▸ Listing
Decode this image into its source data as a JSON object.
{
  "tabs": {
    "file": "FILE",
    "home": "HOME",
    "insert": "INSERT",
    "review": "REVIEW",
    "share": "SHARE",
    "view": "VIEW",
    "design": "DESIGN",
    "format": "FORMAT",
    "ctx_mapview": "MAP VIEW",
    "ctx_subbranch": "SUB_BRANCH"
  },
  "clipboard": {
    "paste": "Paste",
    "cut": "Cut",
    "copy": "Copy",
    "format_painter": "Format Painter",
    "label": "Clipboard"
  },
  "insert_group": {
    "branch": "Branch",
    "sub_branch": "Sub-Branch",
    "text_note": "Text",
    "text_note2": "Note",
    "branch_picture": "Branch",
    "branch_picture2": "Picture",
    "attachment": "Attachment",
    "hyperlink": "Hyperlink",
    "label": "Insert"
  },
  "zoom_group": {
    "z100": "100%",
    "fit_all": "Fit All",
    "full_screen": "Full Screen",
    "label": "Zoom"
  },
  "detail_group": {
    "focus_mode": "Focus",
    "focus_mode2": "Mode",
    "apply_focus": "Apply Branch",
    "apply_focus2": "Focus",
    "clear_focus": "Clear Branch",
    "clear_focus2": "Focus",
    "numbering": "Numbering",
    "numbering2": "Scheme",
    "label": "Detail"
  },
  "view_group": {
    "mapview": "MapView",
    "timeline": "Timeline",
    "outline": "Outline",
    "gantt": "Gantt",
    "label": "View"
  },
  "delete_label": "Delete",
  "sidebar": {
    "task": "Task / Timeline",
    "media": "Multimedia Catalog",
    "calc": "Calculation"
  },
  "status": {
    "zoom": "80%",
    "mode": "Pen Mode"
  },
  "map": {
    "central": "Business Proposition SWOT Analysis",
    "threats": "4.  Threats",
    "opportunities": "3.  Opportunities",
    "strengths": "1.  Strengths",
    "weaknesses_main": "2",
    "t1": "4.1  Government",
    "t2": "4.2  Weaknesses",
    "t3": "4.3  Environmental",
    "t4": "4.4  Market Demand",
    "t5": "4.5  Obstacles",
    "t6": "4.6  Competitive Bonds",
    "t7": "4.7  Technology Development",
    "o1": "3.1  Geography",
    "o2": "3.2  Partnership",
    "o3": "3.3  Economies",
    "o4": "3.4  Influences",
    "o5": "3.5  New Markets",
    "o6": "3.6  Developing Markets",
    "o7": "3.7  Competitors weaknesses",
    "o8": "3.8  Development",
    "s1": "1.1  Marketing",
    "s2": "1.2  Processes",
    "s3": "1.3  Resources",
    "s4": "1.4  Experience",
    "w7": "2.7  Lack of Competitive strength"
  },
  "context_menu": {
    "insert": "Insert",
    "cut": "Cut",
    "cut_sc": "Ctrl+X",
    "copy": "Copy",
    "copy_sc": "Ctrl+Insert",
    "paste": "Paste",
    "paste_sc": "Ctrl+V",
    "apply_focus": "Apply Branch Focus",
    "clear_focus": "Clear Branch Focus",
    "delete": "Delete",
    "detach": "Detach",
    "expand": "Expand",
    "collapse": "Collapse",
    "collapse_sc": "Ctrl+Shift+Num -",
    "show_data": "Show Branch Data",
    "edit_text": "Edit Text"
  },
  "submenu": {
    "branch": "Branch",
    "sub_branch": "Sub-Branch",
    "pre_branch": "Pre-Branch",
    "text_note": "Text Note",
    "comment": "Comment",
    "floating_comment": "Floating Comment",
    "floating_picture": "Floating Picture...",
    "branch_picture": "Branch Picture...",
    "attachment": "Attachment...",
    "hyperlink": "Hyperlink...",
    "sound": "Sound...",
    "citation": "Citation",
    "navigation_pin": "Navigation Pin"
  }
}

...

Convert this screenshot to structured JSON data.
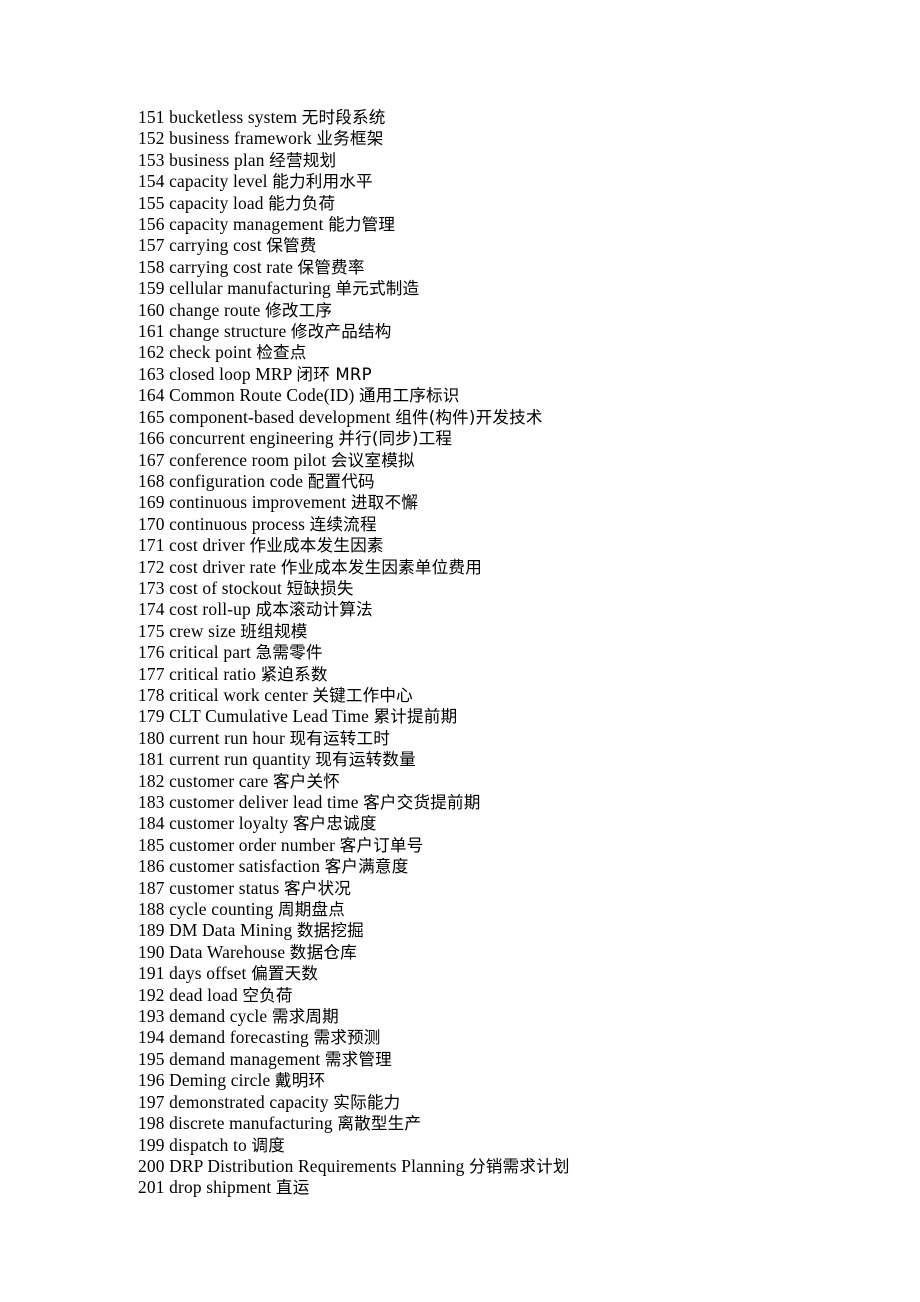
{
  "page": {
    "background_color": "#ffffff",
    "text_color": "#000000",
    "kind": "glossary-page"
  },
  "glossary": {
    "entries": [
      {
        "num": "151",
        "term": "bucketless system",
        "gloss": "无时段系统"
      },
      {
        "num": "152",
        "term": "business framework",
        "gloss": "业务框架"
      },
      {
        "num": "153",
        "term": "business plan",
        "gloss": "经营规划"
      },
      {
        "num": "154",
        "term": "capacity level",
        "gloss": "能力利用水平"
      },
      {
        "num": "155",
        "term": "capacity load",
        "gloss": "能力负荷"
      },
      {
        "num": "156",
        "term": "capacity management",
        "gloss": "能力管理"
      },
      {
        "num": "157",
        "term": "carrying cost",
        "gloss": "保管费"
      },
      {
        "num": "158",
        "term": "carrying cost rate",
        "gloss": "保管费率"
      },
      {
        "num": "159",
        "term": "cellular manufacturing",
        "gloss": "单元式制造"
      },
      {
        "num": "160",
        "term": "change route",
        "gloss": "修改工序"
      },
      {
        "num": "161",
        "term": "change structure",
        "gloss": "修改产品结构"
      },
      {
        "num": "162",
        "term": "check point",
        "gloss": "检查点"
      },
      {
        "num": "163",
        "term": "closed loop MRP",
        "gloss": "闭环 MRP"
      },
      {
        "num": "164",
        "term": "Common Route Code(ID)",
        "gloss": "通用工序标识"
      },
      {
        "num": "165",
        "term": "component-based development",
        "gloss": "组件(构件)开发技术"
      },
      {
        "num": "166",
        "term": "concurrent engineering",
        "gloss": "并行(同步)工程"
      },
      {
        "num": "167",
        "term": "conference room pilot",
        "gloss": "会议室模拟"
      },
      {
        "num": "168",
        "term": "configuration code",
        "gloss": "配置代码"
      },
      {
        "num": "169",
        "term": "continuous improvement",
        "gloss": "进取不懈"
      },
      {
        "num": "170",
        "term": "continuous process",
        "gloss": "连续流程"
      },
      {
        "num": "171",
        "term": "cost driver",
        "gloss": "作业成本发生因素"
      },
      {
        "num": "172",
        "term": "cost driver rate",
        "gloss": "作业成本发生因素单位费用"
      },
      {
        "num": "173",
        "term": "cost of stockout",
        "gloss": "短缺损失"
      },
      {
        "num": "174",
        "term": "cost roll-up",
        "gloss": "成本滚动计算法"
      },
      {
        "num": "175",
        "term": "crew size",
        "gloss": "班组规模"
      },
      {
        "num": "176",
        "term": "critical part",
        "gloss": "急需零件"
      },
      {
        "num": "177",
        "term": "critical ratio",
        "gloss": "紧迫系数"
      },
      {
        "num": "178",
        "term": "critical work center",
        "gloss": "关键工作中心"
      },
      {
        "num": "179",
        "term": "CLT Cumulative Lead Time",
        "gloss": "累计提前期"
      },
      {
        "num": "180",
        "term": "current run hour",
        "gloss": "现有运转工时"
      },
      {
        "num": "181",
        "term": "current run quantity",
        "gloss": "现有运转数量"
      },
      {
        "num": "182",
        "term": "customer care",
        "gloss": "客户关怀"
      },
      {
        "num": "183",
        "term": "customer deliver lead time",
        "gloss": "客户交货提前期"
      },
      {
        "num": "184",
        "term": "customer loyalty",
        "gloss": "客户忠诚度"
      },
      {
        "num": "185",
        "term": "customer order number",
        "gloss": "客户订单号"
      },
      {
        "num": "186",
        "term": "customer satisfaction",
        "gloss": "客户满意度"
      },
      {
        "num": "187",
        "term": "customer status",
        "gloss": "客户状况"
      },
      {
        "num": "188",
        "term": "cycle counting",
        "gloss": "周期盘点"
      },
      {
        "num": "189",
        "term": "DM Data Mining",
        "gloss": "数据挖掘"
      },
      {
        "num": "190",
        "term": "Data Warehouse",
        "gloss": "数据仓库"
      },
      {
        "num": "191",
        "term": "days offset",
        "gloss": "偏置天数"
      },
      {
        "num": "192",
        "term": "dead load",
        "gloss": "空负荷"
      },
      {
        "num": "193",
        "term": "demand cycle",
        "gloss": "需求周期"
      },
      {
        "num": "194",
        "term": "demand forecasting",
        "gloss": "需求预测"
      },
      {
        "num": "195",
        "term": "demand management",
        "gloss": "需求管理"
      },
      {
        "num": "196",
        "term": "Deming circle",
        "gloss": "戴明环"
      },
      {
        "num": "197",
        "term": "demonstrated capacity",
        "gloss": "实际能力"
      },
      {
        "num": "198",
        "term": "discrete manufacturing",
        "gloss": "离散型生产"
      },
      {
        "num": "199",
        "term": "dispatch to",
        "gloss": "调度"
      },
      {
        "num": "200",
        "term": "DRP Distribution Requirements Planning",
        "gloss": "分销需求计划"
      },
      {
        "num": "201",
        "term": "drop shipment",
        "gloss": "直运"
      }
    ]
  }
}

==

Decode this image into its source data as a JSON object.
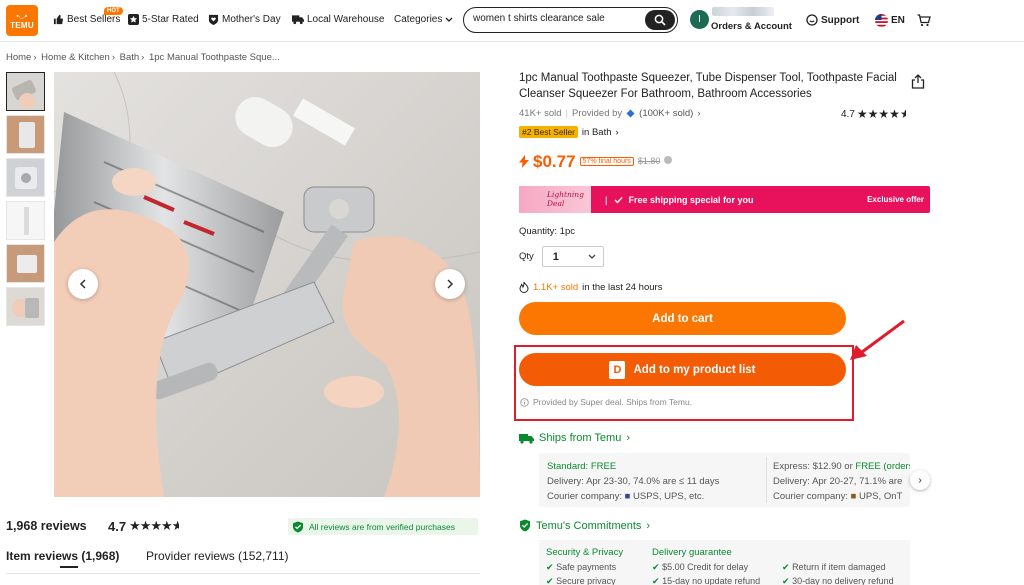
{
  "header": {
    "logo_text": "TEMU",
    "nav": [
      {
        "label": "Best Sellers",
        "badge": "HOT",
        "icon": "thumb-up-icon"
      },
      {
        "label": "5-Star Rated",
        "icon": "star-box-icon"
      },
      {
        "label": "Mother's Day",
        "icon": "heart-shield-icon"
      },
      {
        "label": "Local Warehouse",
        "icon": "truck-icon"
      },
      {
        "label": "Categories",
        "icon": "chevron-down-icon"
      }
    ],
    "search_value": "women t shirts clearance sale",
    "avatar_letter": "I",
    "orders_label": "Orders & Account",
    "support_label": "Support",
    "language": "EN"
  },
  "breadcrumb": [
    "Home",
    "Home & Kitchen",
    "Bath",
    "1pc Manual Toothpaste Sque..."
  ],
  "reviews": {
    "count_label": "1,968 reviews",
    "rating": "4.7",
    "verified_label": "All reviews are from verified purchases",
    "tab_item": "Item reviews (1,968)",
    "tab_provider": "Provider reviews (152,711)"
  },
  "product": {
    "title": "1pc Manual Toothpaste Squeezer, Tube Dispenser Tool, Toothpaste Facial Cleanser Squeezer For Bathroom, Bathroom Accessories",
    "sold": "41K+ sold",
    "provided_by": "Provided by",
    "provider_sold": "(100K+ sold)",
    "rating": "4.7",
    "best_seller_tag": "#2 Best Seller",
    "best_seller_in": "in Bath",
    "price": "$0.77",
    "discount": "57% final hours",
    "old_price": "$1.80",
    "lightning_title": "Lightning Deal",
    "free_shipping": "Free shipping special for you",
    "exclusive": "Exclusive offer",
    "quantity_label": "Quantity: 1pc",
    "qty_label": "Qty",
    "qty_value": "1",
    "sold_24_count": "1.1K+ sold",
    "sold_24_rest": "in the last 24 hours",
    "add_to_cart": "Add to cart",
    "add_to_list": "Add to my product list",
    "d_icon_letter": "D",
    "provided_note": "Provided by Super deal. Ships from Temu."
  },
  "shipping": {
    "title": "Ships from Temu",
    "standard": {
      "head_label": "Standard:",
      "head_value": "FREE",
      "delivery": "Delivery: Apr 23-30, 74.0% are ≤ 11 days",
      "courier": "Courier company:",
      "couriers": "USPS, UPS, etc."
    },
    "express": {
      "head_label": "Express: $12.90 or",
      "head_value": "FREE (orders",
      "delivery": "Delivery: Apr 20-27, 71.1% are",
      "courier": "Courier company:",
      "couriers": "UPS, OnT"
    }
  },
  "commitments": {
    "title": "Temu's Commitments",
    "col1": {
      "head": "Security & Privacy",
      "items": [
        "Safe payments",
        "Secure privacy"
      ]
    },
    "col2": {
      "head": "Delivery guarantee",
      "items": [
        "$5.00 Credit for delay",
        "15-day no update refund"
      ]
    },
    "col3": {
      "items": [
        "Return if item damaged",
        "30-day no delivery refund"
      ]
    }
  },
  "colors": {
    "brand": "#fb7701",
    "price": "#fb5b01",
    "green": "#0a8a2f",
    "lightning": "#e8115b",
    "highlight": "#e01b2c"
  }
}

▸ Required task
Using the listing, copy every line where the word "Manual" shows up.

▸ Correct answer
    "1pc Manual Toothpaste Sque..."
    "title": "1pc Manual Toothpaste Squeezer, Tube Dispenser Tool, Toothpaste Facial Cleanser Squeezer For Bathroom, Bathroom Accessories",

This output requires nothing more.